- Request
Reproduce every entry that follows word for word, but omit the images.

- Materials provided
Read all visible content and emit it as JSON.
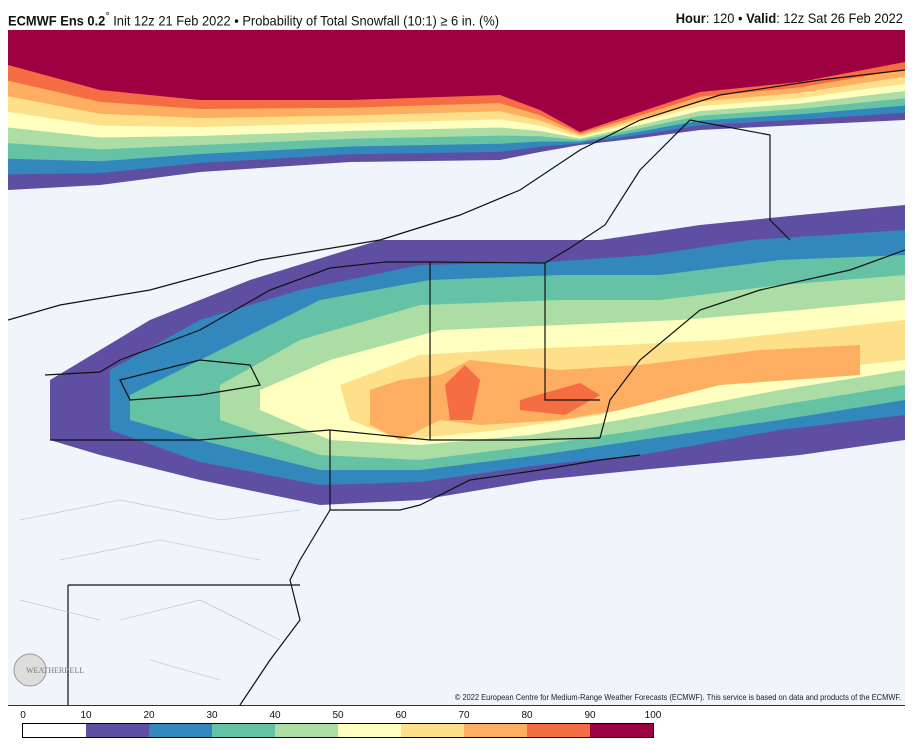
{
  "header": {
    "model": "ECMWF Ens 0.2",
    "degree": "°",
    "init": "Init 12z 21 Feb 2022",
    "bullet": "•",
    "product": "Probability of Total Snowfall (10:1) ≥ 6 in. (%)",
    "hour_label": "Hour",
    "hour": "120",
    "valid_label": "Valid",
    "valid": "12z Sat 26 Feb 2022"
  },
  "credit": "© 2022 European Centre for Medium-Range Weather Forecasts (ECMWF). This service is based on data and products of the ECMWF.",
  "logo": "WeatherBELL Analytics LLC",
  "map": {
    "background": "#f0f4fb",
    "region": "Northeast US / Southern Canada"
  },
  "colorbar": {
    "ticks": [
      "0",
      "10",
      "20",
      "30",
      "40",
      "50",
      "60",
      "70",
      "80",
      "90",
      "100"
    ],
    "colors": [
      "#ffffff",
      "#5e4fa2",
      "#3288bd",
      "#66c2a5",
      "#abdda4",
      "#ffffbf",
      "#fee08b",
      "#fdae61",
      "#f46d43",
      "#9e0142"
    ]
  }
}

- Answer to this task
Read all visible content and emit it as JSON.
{
  "header": {
    "model": "ECMWF Ens 0.2",
    "degree": "°",
    "init": "Init 12z 21 Feb 2022",
    "bullet": "•",
    "product": "Probability of Total Snowfall (10:1) ≥ 6 in. (%)",
    "hour_label": "Hour",
    "hour": "120",
    "valid_label": "Valid",
    "valid": "12z Sat 26 Feb 2022"
  },
  "credit": "© 2022 European Centre for Medium-Range Weather Forecasts (ECMWF). This service is based on data and products of the ECMWF.",
  "logo": "WeatherBELL Analytics LLC",
  "map": {
    "background": "#f0f4fb",
    "region": "Northeast US / Southern Canada"
  },
  "colorbar": {
    "ticks": [
      "0",
      "10",
      "20",
      "30",
      "40",
      "50",
      "60",
      "70",
      "80",
      "90",
      "100"
    ],
    "colors": [
      "#ffffff",
      "#5e4fa2",
      "#3288bd",
      "#66c2a5",
      "#abdda4",
      "#ffffbf",
      "#fee08b",
      "#fdae61",
      "#f46d43",
      "#9e0142"
    ]
  }
}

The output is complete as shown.